SET TASK: Every line below that mentions the word "title" should be copied out.

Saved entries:
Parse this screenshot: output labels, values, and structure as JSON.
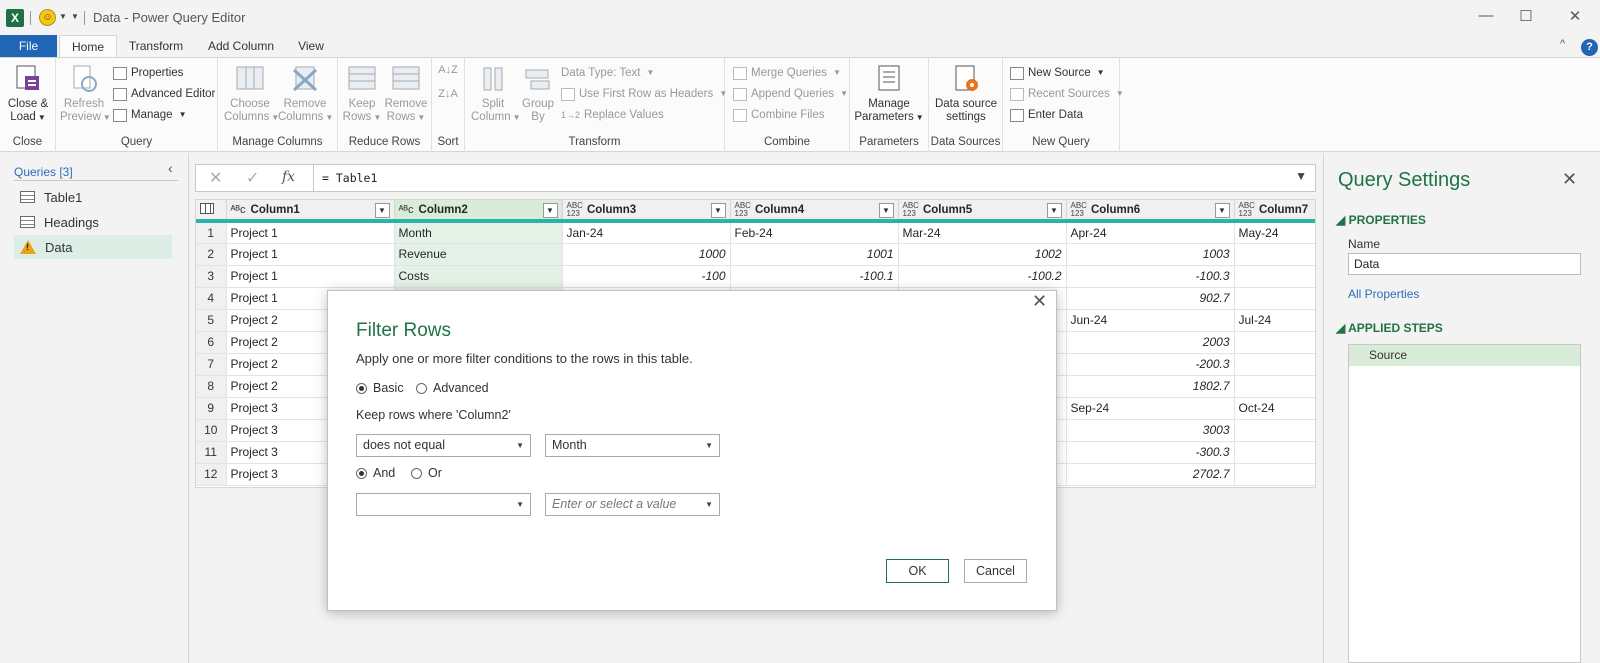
{
  "window": {
    "title": "Data - Power Query Editor",
    "minimize": "—",
    "maximize": "☐",
    "close": "✕"
  },
  "menu": {
    "file": "File",
    "tabs": [
      "Home",
      "Transform",
      "Add Column",
      "View"
    ],
    "help": "?",
    "collapse": "^"
  },
  "ribbon": {
    "close_load": "Close &",
    "close_load2": "Load",
    "close_group": "Close",
    "refresh": "Refresh",
    "refresh2": "Preview",
    "properties": "Properties",
    "advanced_editor": "Advanced Editor",
    "manage": "Manage",
    "query_group": "Query",
    "choose_columns": "Choose",
    "choose_columns2": "Columns",
    "remove_columns": "Remove",
    "remove_columns2": "Columns",
    "manage_columns_group": "Manage Columns",
    "keep_rows": "Keep",
    "keep_rows2": "Rows",
    "remove_rows": "Remove",
    "remove_rows2": "Rows",
    "reduce_rows_group": "Reduce Rows",
    "sort_group": "Sort",
    "split_column": "Split",
    "split_column2": "Column",
    "group_by": "Group",
    "group_by2": "By",
    "data_type": "Data Type: Text",
    "first_row_headers": "Use First Row as Headers",
    "replace_values": "Replace Values",
    "transform_group": "Transform",
    "merge_queries": "Merge Queries",
    "append_queries": "Append Queries",
    "combine_files": "Combine Files",
    "combine_group": "Combine",
    "manage_parameters": "Manage",
    "manage_parameters2": "Parameters",
    "parameters_group": "Parameters",
    "data_source_settings": "Data source",
    "data_source_settings2": "settings",
    "data_sources_group": "Data Sources",
    "new_source": "New Source",
    "recent_sources": "Recent Sources",
    "enter_data": "Enter Data",
    "new_query_group": "New Query"
  },
  "queries": {
    "title": "Queries [3]",
    "items": [
      "Table1",
      "Headings",
      "Data"
    ]
  },
  "formula": {
    "cancel": "✕",
    "commit": "✓",
    "fx": "fx",
    "value": "= Table1"
  },
  "grid": {
    "columns": [
      {
        "type": "ABC",
        "name": "Column1"
      },
      {
        "type": "ABC",
        "name": "Column2"
      },
      {
        "type": "ABC123",
        "name": "Column3"
      },
      {
        "type": "ABC123",
        "name": "Column4"
      },
      {
        "type": "ABC123",
        "name": "Column5"
      },
      {
        "type": "ABC123",
        "name": "Column6"
      },
      {
        "type": "ABC123",
        "name": "Column7"
      }
    ],
    "rows": [
      [
        "1",
        "Project 1",
        "Month",
        "Jan-24",
        "Feb-24",
        "Mar-24",
        "Apr-24",
        "May-24"
      ],
      [
        "2",
        "Project 1",
        "Revenue",
        "1000",
        "1001",
        "1002",
        "1003",
        ""
      ],
      [
        "3",
        "Project 1",
        "Costs",
        "-100",
        "-100.1",
        "-100.2",
        "-100.3",
        ""
      ],
      [
        "4",
        "Project 1",
        "",
        "",
        "",
        "",
        "902.7",
        ""
      ],
      [
        "5",
        "Project 2",
        "",
        "",
        "",
        "",
        "Jun-24",
        "Jul-24"
      ],
      [
        "6",
        "Project 2",
        "",
        "",
        "",
        "",
        "2003",
        ""
      ],
      [
        "7",
        "Project 2",
        "",
        "",
        "",
        "",
        "-200.3",
        ""
      ],
      [
        "8",
        "Project 2",
        "",
        "",
        "",
        "",
        "1802.7",
        ""
      ],
      [
        "9",
        "Project 3",
        "",
        "",
        "",
        "",
        "Sep-24",
        "Oct-24"
      ],
      [
        "10",
        "Project 3",
        "",
        "",
        "",
        "",
        "3003",
        ""
      ],
      [
        "11",
        "Project 3",
        "",
        "",
        "",
        "",
        "-300.3",
        ""
      ],
      [
        "12",
        "Project 3",
        "",
        "",
        "",
        "",
        "2702.7",
        ""
      ]
    ]
  },
  "query_settings": {
    "title": "Query Settings",
    "close": "✕",
    "properties": "PROPERTIES",
    "name_label": "Name",
    "name_value": "Data",
    "all_properties": "All Properties",
    "applied_steps": "APPLIED STEPS",
    "steps": [
      "Source"
    ]
  },
  "dialog": {
    "title": "Filter Rows",
    "close": "✕",
    "description": "Apply one or more filter conditions to the rows in this table.",
    "basic": "Basic",
    "advanced": "Advanced",
    "keep_rows": "Keep rows where 'Column2'",
    "operator1": "does not equal",
    "value1": "Month",
    "and": "And",
    "or": "Or",
    "operator2": "",
    "value2_placeholder": "Enter or select a value",
    "ok": "OK",
    "cancel": "Cancel"
  },
  "colors": {
    "accent_green": "#217346",
    "file_blue": "#2165b5",
    "header_teal": "#2ab3a6"
  }
}
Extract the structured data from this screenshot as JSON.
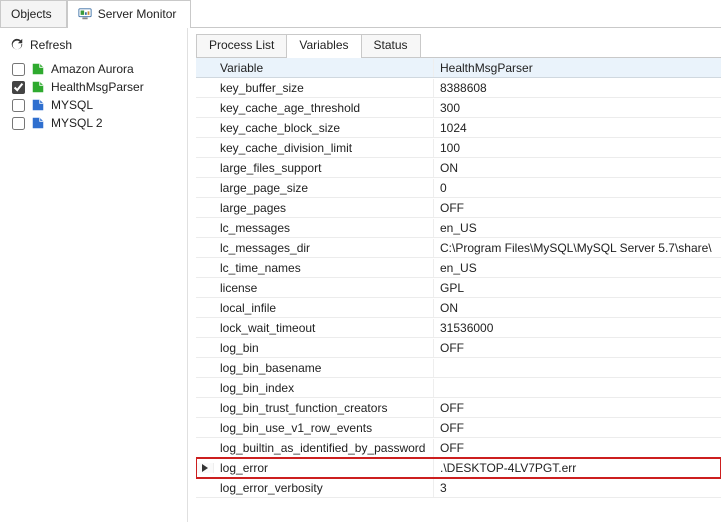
{
  "topTabs": {
    "objects": "Objects",
    "serverMonitor": "Server Monitor"
  },
  "sidebar": {
    "refresh": "Refresh",
    "servers": [
      {
        "label": "Amazon Aurora",
        "checked": false,
        "color": "green"
      },
      {
        "label": "HealthMsgParser",
        "checked": true,
        "color": "green"
      },
      {
        "label": "MYSQL",
        "checked": false,
        "color": "blue"
      },
      {
        "label": "MYSQL 2",
        "checked": false,
        "color": "blue"
      }
    ]
  },
  "subTabs": {
    "processList": "Process List",
    "variables": "Variables",
    "status": "Status"
  },
  "grid": {
    "colVariable": "Variable",
    "colValueHeader": "HealthMsgParser",
    "rows": [
      {
        "name": "key_buffer_size",
        "value": "8388608"
      },
      {
        "name": "key_cache_age_threshold",
        "value": "300"
      },
      {
        "name": "key_cache_block_size",
        "value": "1024"
      },
      {
        "name": "key_cache_division_limit",
        "value": "100"
      },
      {
        "name": "large_files_support",
        "value": "ON"
      },
      {
        "name": "large_page_size",
        "value": "0"
      },
      {
        "name": "large_pages",
        "value": "OFF"
      },
      {
        "name": "lc_messages",
        "value": "en_US"
      },
      {
        "name": "lc_messages_dir",
        "value": "C:\\Program Files\\MySQL\\MySQL Server 5.7\\share\\"
      },
      {
        "name": "lc_time_names",
        "value": "en_US"
      },
      {
        "name": "license",
        "value": "GPL"
      },
      {
        "name": "local_infile",
        "value": "ON"
      },
      {
        "name": "lock_wait_timeout",
        "value": "31536000"
      },
      {
        "name": "log_bin",
        "value": "OFF"
      },
      {
        "name": "log_bin_basename",
        "value": ""
      },
      {
        "name": "log_bin_index",
        "value": ""
      },
      {
        "name": "log_bin_trust_function_creators",
        "value": "OFF"
      },
      {
        "name": "log_bin_use_v1_row_events",
        "value": "OFF"
      },
      {
        "name": "log_builtin_as_identified_by_password",
        "value": "OFF"
      },
      {
        "name": "log_error",
        "value": ".\\DESKTOP-4LV7PGT.err",
        "selected": true
      },
      {
        "name": "log_error_verbosity",
        "value": "3"
      }
    ]
  }
}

RESPONSE TO THE TASK:
    "title": "Data - Power Query Editor",
    "title": "Queries [3]",
    "title": "Query Settings",
    "title": "Filter Rows",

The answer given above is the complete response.